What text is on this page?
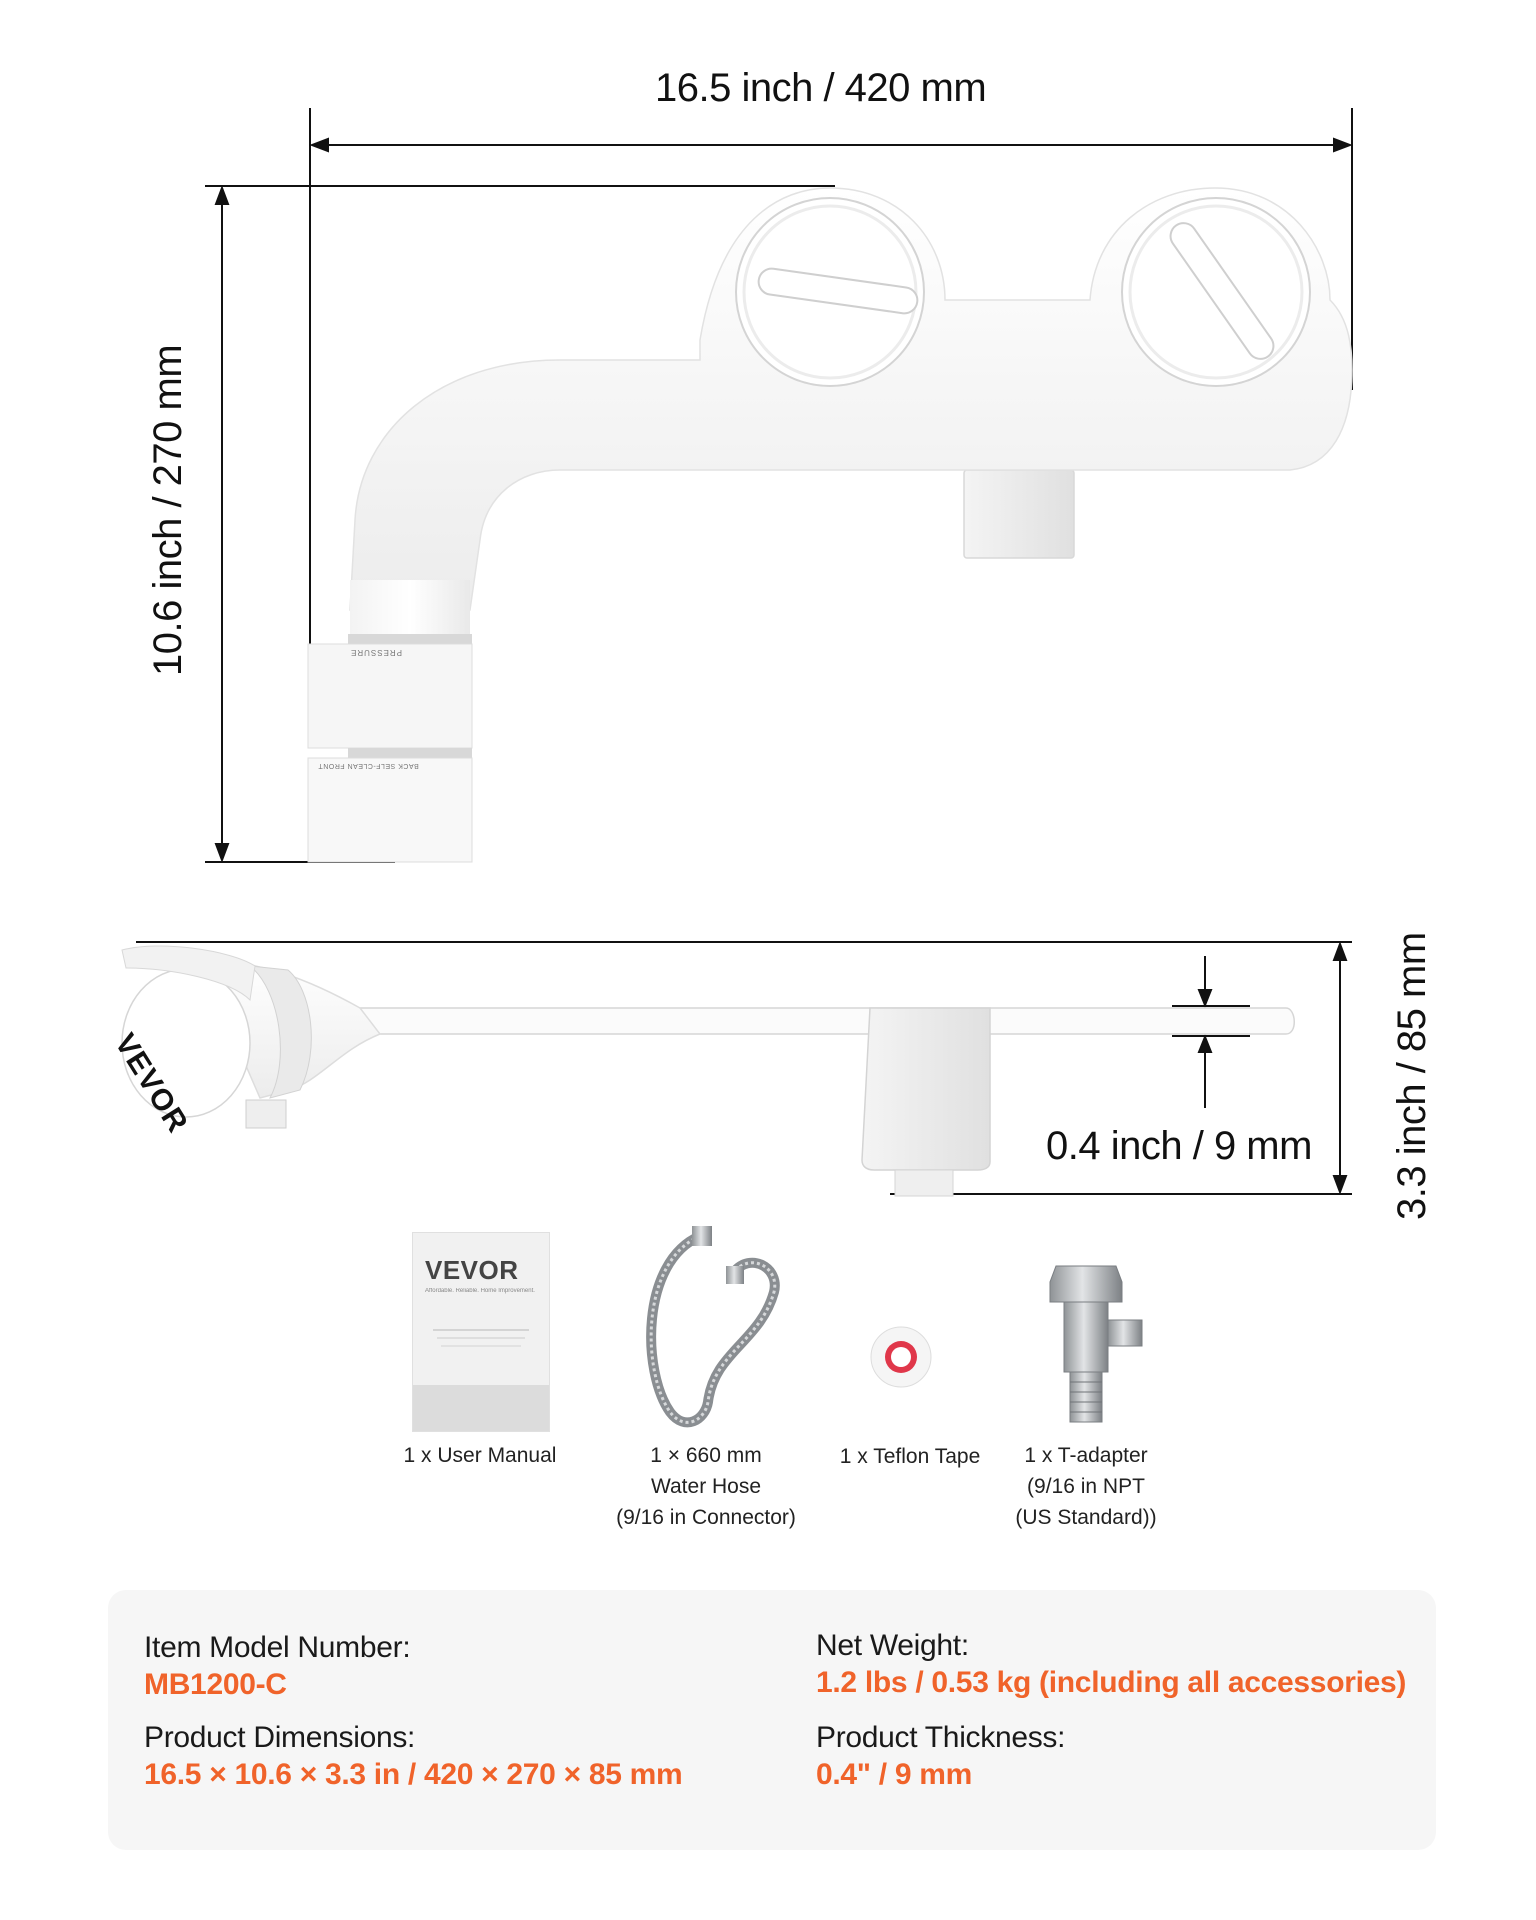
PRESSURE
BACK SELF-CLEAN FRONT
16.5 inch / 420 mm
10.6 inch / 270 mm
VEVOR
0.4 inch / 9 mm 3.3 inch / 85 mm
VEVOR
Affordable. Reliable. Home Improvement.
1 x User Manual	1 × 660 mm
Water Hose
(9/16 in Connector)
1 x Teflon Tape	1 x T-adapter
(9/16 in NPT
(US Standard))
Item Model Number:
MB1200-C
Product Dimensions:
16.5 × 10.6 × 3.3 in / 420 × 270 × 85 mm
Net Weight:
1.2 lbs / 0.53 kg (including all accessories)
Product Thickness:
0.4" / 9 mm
+-------+
Written request: Repeat each record exactly, with the pictures left out.

Written answer:
What text is on this page?
PRESSURE
BACK SELF-CLEAN FRONT
16.5 inch / 420 mm
10.6 inch / 270 mm
VEVOR
0.4 inch / 9 mm 3.3 inch / 85 mm
VEVOR
Affordable. Reliable. Home Improvement.
1 x User Manual	1 × 660 mm
Water Hose
(9/16 in Connector)
1 x Teflon Tape	1 x T-adapter
(9/16 in NPT
(US Standard))
Item Model Number:
MB1200-C
Product Dimensions:
16.5 × 10.6 × 3.3 in / 420 × 270 × 85 mm
Net Weight:
1.2 lbs / 0.53 kg (including all accessories)
Product Thickness:
0.4" / 9 mm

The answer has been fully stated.